Given text.
# Finally a reason to post...



## jesco (Jun 23, 2013)

Hello everybody!!! Long time lurker, first post!! Since I joined 2cool, I haven't had much success to report. Until now! Drought seems to be broken. Here goes... Today, flats behind SLP, windy, sandy (about 1ft. vis.), lots of bait (mainly mullet, some large), one trout caught-FINALLY!- about 20''. Caught around 4:00PM on a Catch 2000. First game fish since I took a break from live bait earlier this summer. Very fulfilling!! Sorry for the long post. BTW, fish released, no picture. Thanks for reading my first post!


----------



## LaddH (Sep 29, 2011)

Congrats on the nice fish and on the noble act of releasing her for another day. I am sure your fish karma will repay you many times over.


----------



## jesco (Jun 23, 2013)

Source excerpt.

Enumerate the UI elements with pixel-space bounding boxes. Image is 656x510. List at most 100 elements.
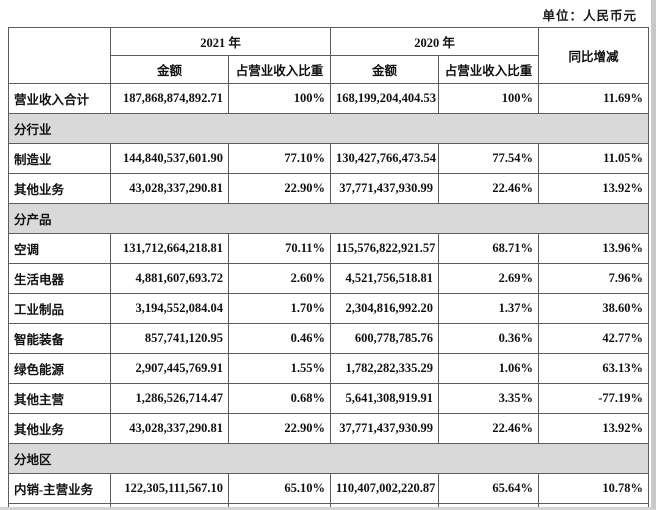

Prompt.
Return the whole fishing forum thread above word for word, with nothing added or left out.

Task answer.
# Finally a reason to post...



## jesco (Jun 23, 2013)

Hello everybody!!! Long time lurker, first post!! Since I joined 2cool, I haven't had much success to report. Until now! Drought seems to be broken. Here goes... Today, flats behind SLP, windy, sandy (about 1ft. vis.), lots of bait (mainly mullet, some large), one trout caught-FINALLY!- about 20''. Caught around 4:00PM on a Catch 2000. First game fish since I took a break from live bait earlier this summer. Very fulfilling!! Sorry for the long post. BTW, fish released, no picture. Thanks for reading my first post!


----------



## LaddH (Sep 29, 2011)

Congrats on the nice fish and on the noble act of releasing her for another day. I am sure your fish karma will repay you many times over.


----------



## jesco (Jun 23, 2013)